* BEGIN *
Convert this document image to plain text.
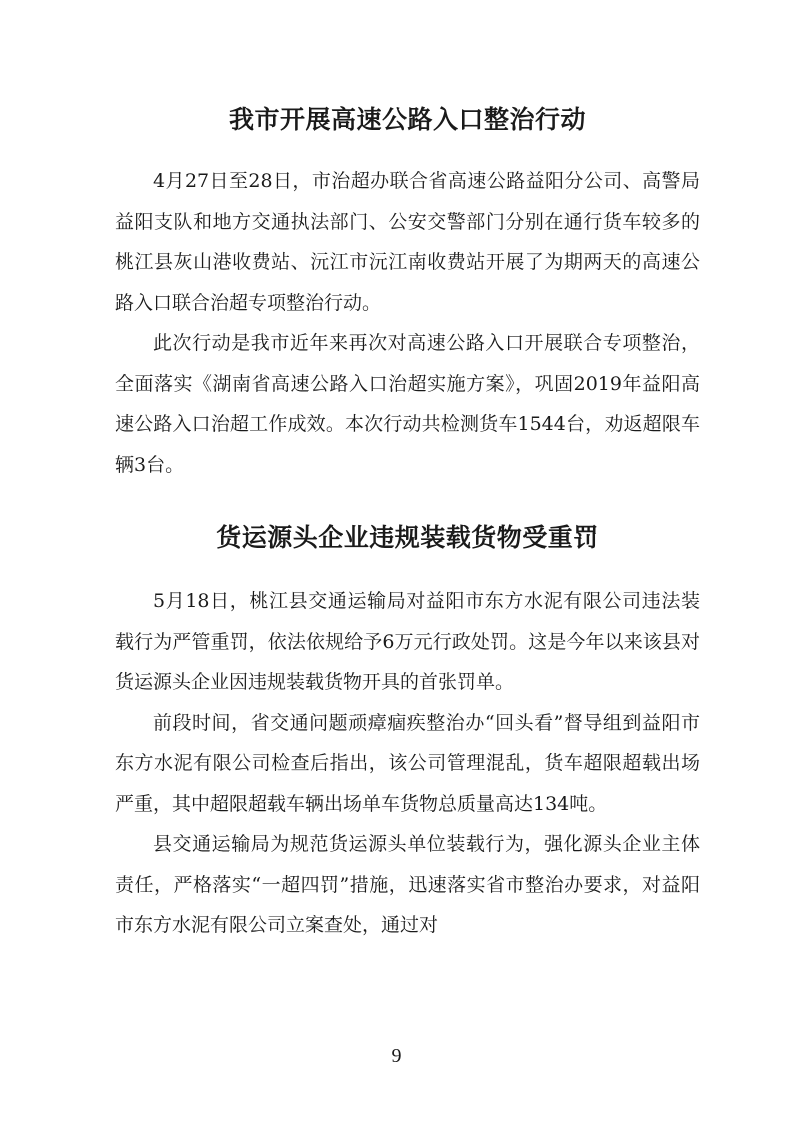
我市开展高速公路入口整治行动

4月27日至28日，市治超办联合省高速公路益阳分公司、高警局益阳支队和地方交通执法部门、公安交警部门分别在通行货车较多的桃江县灰山港收费站、沅江市沅江南收费站开展了为期两天的高速公路入口联合治超专项整治行动。

此次行动是我市近年来再次对高速公路入口开展联合专项整治，全面落实《湖南省高速公路入口治超实施方案》，巩固2019年益阳高速公路入口治超工作成效。本次行动共检测货车1544台，劝返超限车辆3台。

货运源头企业违规装载货物受重罚

5月18日，桃江县交通运输局对益阳市东方水泥有限公司违法装载行为严管重罚，依法依规给予6万元行政处罚。这是今年以来该县对货运源头企业因违规装载货物开具的首张罚单。

前段时间，省交通问题顽瘴痼疾整治办“回头看”督导组到益阳市东方水泥有限公司检查后指出，该公司管理混乱，货车超限超载出场严重，其中超限超载车辆出场单车货物总质量高达134吨。

县交通运输局为规范货运源头单位装载行为，强化源头企业主体责任，严格落实“一超四罚”措施，迅速落实省市整治办要求，对益阳市东方水泥有限公司立案查处，通过对

9
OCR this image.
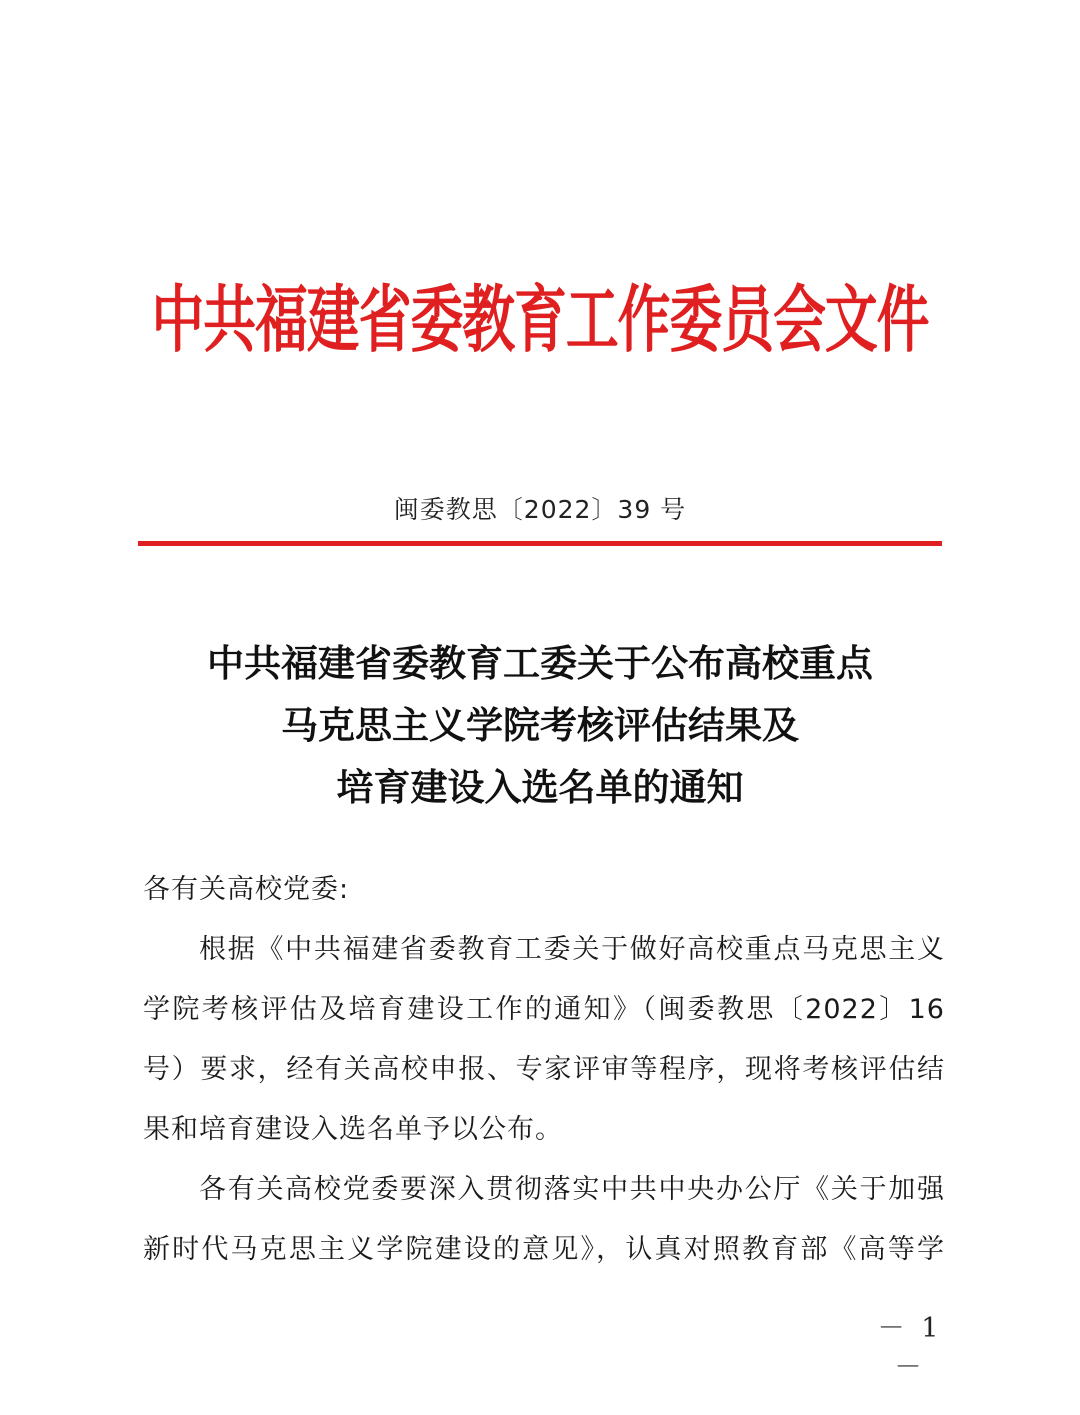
中共福建省委教育工作委员会文件
闽委教思〔2022〕39 号
中共福建省委教育工委关于公布高校重点
马克思主义学院考核评估结果及
培育建设入选名单的通知
各有关高校党委:
根据《中共福建省委教育工委关于做好高校重点马克思主义
学院考核评估及培育建设工作的通知》（闽委教思〔2022〕16
号）要求，经有关高校申报、专家评审等程序，现将考核评估结
果和培育建设入选名单予以公布。
各有关高校党委要深入贯彻落实中共中央办公厅《关于加强
新时代马克思主义学院建设的意见》，认真对照教育部《高等学
－ 1 －
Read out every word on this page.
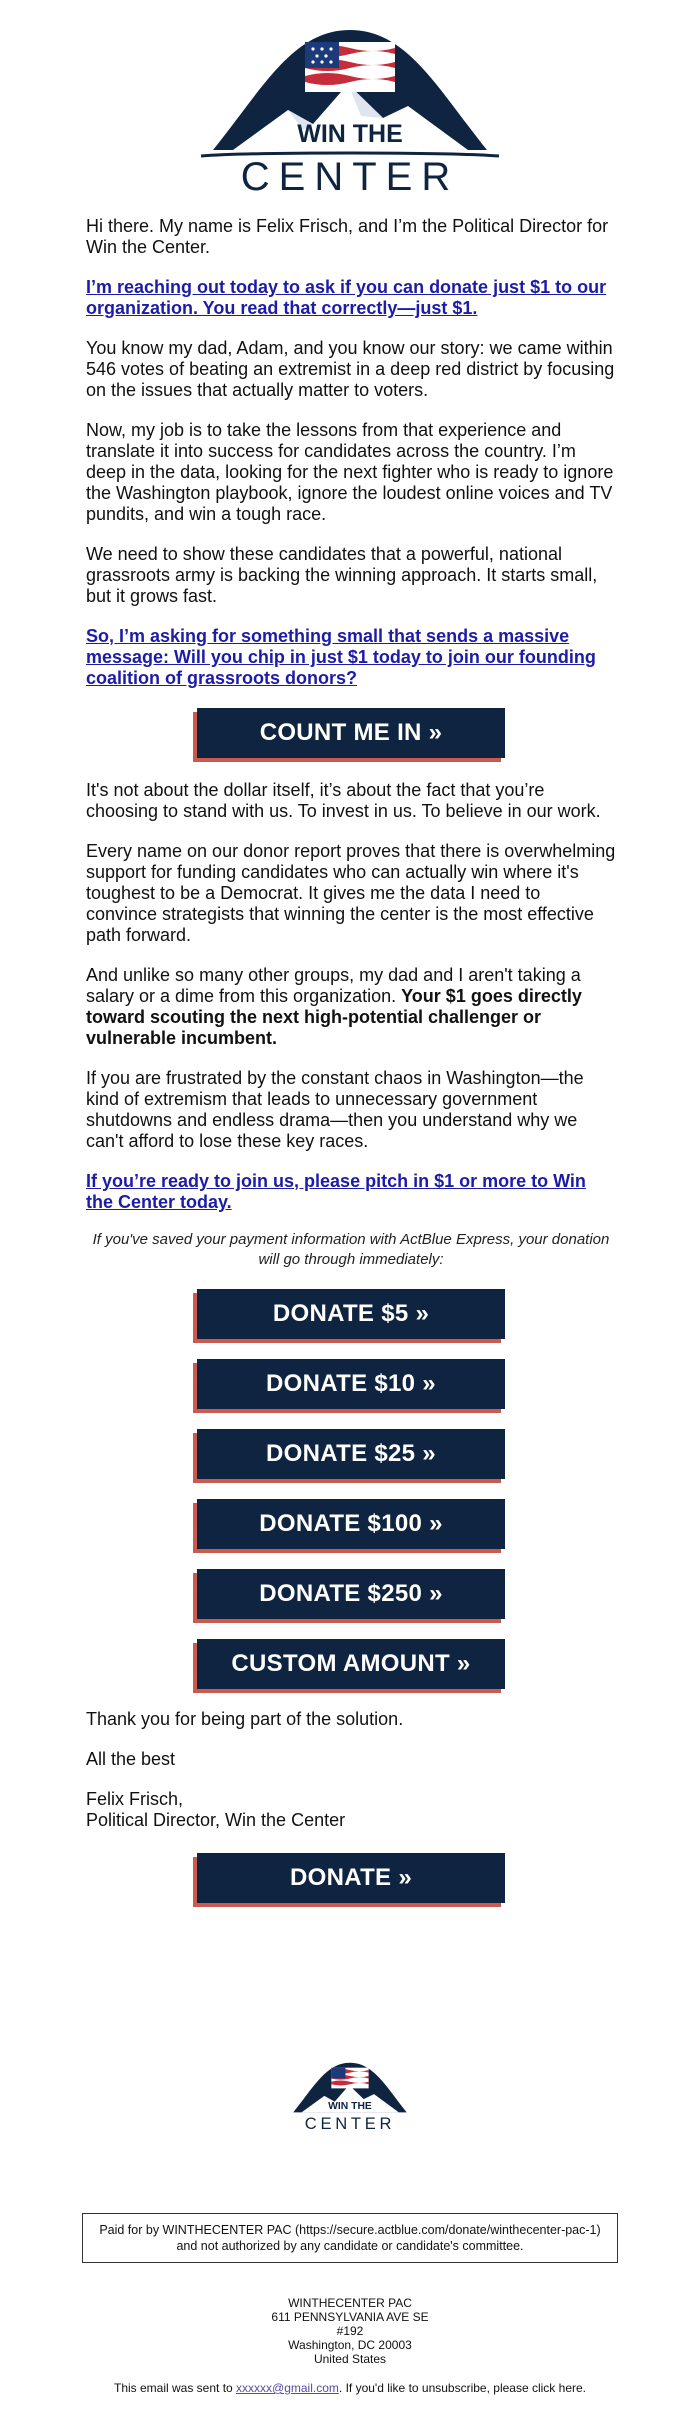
WIN THE
CENTER

Hi there. My name is Felix Frisch, and I’m the Political Director for Win the Center.

I’m reaching out today to ask if you can donate just $1 to our organization. You read that correctly—just $1.

You know my dad, Adam, and you know our story: we came within 546 votes of beating an extremist in a deep red district by focusing on the issues that actually matter to voters.

Now, my job is to take the lessons from that experience and translate it into success for candidates across the country. I’m deep in the data, looking for the next fighter who is ready to ignore the Washington playbook, ignore the loudest online voices and TV pundits, and win a tough race.

We need to show these candidates that a powerful, national grassroots army is backing the winning approach. It starts small, but it grows fast.

So, I’m asking for something small that sends a massive message: Will you chip in just $1 today to join our founding coalition of grassroots donors?

COUNT ME IN »

It's not about the dollar itself, it’s about the fact that you’re choosing to stand with us. To invest in us. To believe in our work.

Every name on our donor report proves that there is overwhelming support for funding candidates who can actually win where it's toughest to be a Democrat. It gives me the data I need to convince strategists that winning the center is the most effective path forward.

And unlike so many other groups, my dad and I aren't taking a salary or a dime from this organization. Your $1 goes directly toward scouting the next high-potential challenger or vulnerable incumbent.

If you are frustrated by the constant chaos in Washington—the kind of extremism that leads to unnecessary government shutdowns and endless drama—then you understand why we can't afford to lose these key races.

If you’re ready to join us, please pitch in $1 or more to Win the Center today.

If you've saved your payment information with ActBlue Express, your donation will go through immediately:

DONATE $5 »
DONATE $10 »
DONATE $25 »
DONATE $100 »
DONATE $250 »
CUSTOM AMOUNT »

Thank you for being part of the solution.

All the best

Felix Frisch,
Political Director, Win the Center

DONATE »
WIN THE
CENTER
Paid for by WINTHECENTER PAC (https://secure.actblue.com/donate/winthecenter-pac-1) and not authorized by any candidate or candidate's committee.
WINTHECENTER PAC
611 PENNSYLVANIA AVE SE
#192
Washington, DC 20003
United States
This email was sent to xxxxxx@gmail.com. If you'd like to unsubscribe, please click here.
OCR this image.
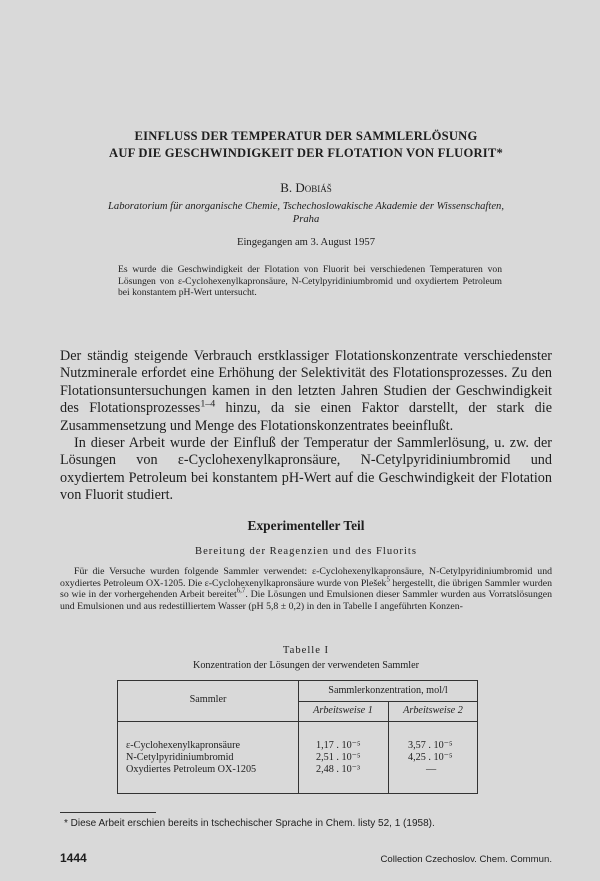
EINFLUSS DER TEMPERATUR DER SAMMLERLÖSUNG
AUF DIE GESCHWINDIGKEIT DER FLOTATION VON FLUORIT*
B. Dobiáš
Laboratorium für anorganische Chemie, Tschechoslowakische Akademie der Wissenschaften,
Praha
Eingegangen am 3. August 1957
Es wurde die Geschwindigkeit der Flotation von Fluorit bei verschiedenen Temperaturen von Lösungen von ε-Cyclohexenylkapronsäure, N-Cetylpyridiniumbromid und oxydiertem Petroleum bei konstantem pH-Wert untersucht.

Der ständig steigende Verbrauch erstklassiger Flotationskonzentrate verschiedenster Nutzminerale erfordet eine Erhöhung der Selektivität des Flotationsprozesses. Zu den Flotationsuntersuchungen kamen in den letzten Jahren Studien der Geschwindigkeit des Flotationsprozesses$^{1-4}$ hinzu, da sie einen Faktor darstellt, der stark die Zusammensetzung und Menge des Flotationskonzentrates beeinflußt.

In dieser Arbeit wurde der Einfluß der Temperatur der Sammlerlösung, u. zw. der Lösungen von ε-Cyclohexenylkapronsäure, N-Cetylpyridiniumbromid und oxydiertem Petroleum bei konstantem pH-Wert auf die Geschwindigkeit der Flotation von Fluorit studiert.

Experimenteller Teil
Bereitung der Reagenzien und des Fluorits

Für die Versuche wurden folgende Sammler verwendet: ε-Cyclohexenylkapronsäure, N-Cetylpyridiniumbromid und oxydiertes Petroleum OX-1205. Die ε-Cyclohexenylkapronsäure wurde von Plešek$^5$ hergestellt, die übrigen Sammler wurden so wie in der vorhergehenden Arbeit bereitet$^{6,7}$. Die Lösungen und Emulsionen dieser Sammler wurden aus Vorratslösungen und Emulsionen und aus redestilliertem Wasser (pH 5,8 ± 0,2) in den in Tabelle I angeführten Konzen-

Tabelle I
Konzentration der Lösungen der verwendeten Sammler
Sammler
Sammlerkonzentration, mol/l
Arbeitsweise 1	Arbeitsweise 2
ε-Cyclohexenylkapronsäure	1,17 . 10⁻⁵	3,57 . 10⁻⁵
N-Cetylpyridiniumbromid	2,51 . 10⁻⁵	4,25 . 10⁻⁵
Oxydiertes Petroleum OX-1205	2,48 . 10⁻³	—
* Diese Arbeit erschien bereits in tschechischer Sprache in Chem. listy 52, 1 (1958).
1444	Collection Czechoslov. Chem. Commun.
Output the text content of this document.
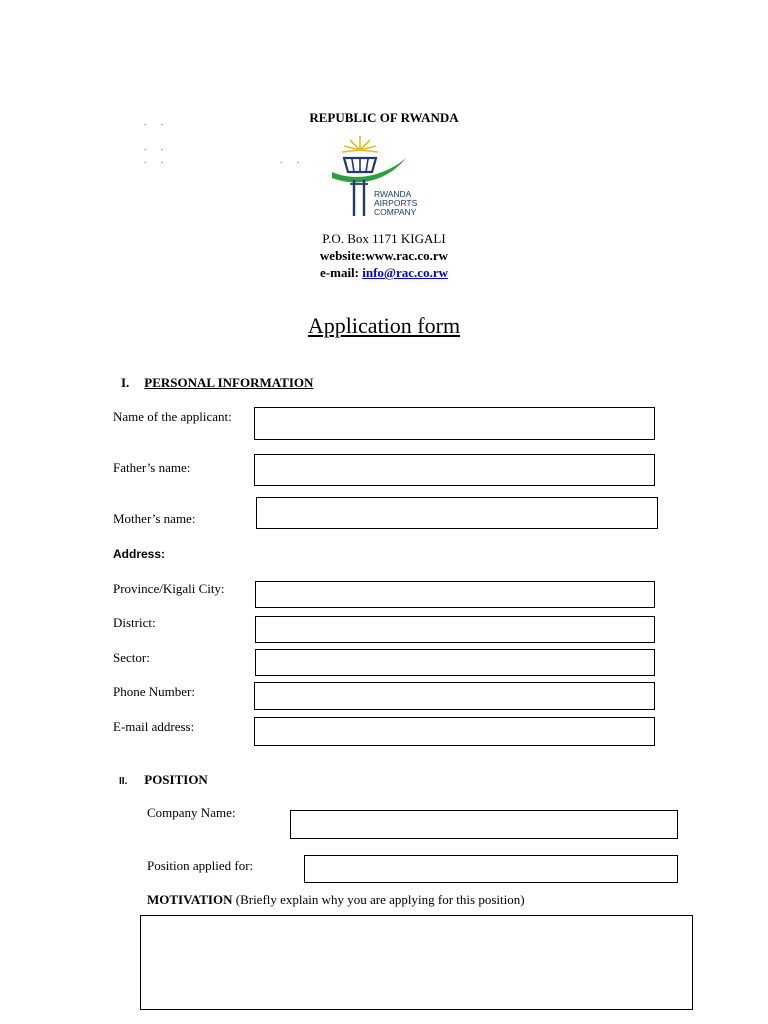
REPUBLIC OF RWANDA
- -
- -
- -	- -
RWANDA
AIRPORTS
COMPANY
P.O. Box 1171 KIGALI
website:www.rac.co.rw
e-mail: info@rac.co.rw
Application form
I. PERSONAL INFORMATION
Name of the applicant:
Father’s name:
Mother’s name:
Address:
Province/Kigali City:
District:
Sector:
Phone Number:
E-mail address:
II. POSITION
Company Name:
Position applied for:
MOTIVATION (Briefly explain why you are applying for this position)
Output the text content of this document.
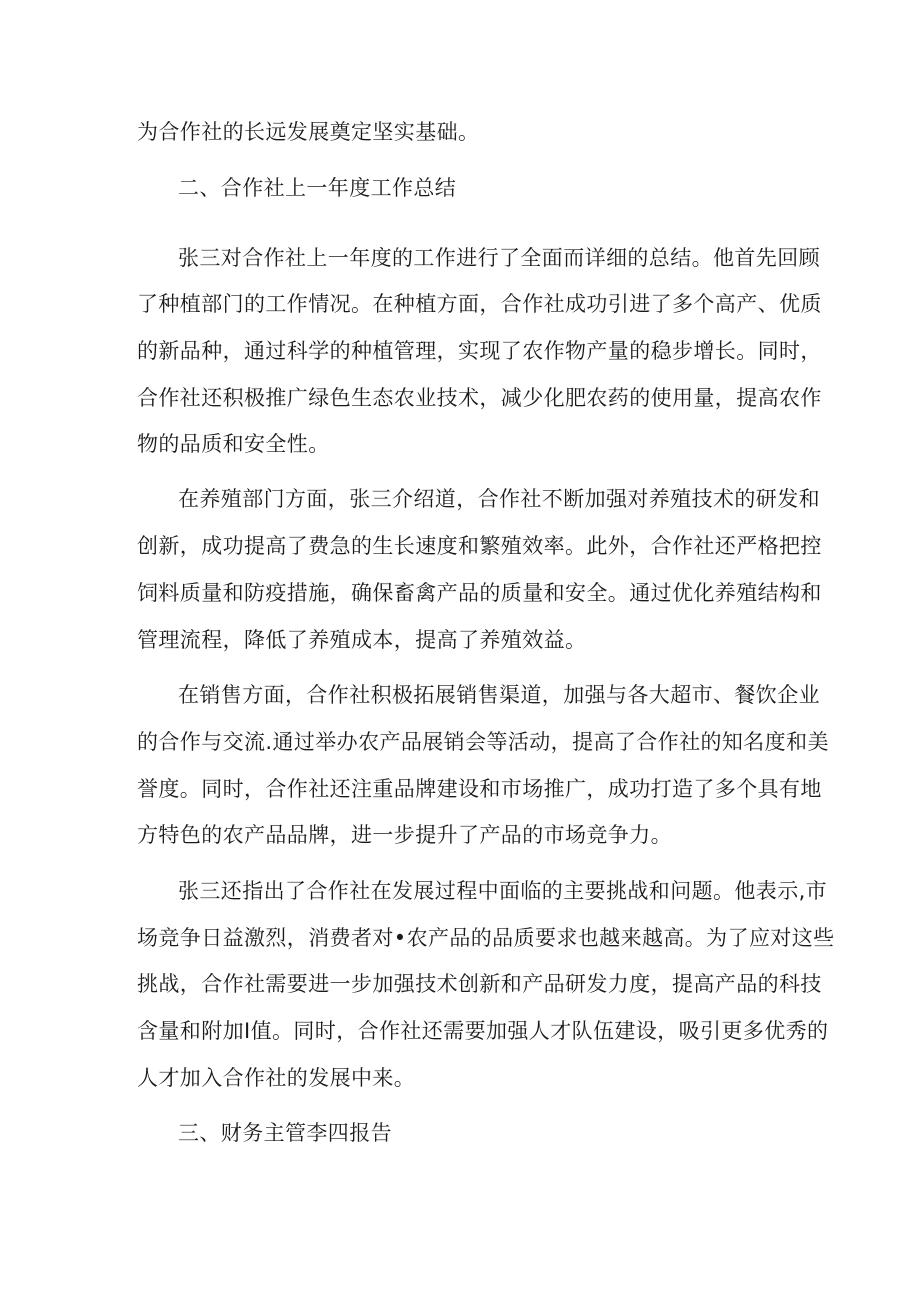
为合作社的长远发展奠定坚实基础。
二、合作社上一年度工作总结
张三对合作社上一年度的工作进行了全面而详细的总结。他首先回顾
了种植部门的工作情况。在种植方面，合作社成功引进了多个高产、优质
的新品种，通过科学的种植管理，实现了农作物产量的稳步增长。同时，
合作社还积极推广绿色生态农业技术，减少化肥农药的使用量，提高农作
物的品质和安全性。
在养殖部门方面，张三介绍道，合作社不断加强对养殖技术的研发和
创新，成功提高了费急的生长速度和繁殖效率。此外，合作社还严格把控
饲料质量和防疫措施，确保畜禽产品的质量和安全。通过优化养殖结构和
管理流程，降低了养殖成本，提高了养殖效益。
在销售方面，合作社积极拓展销售渠道，加强与各大超市、餐饮企业
的合作与交流.通过举办农产品展销会等活动，提高了合作社的知名度和美
誉度。同时，合作社还注重品牌建设和市场推广，成功打造了多个具有地
方特色的农产品品牌，进一步提升了产品的市场竞争力。
张三还指出了合作社在发展过程中面临的主要挑战和问题。他表示,市
场竞争日益激烈，消费者对•农产品的品质要求也越来越高。为了应对这些
挑战，合作社需要进一步加强技术创新和产品研发力度，提高产品的科技
含量和附加I值。同时，合作社还需要加强人才队伍建设，吸引更多优秀的
人才加入合作社的发展中来。
三、财务主管李四报告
* END *
What you should do.
Tally up the lines with the word "Lösungen" in them, and answer with that number by itself.

Solution for this task.
4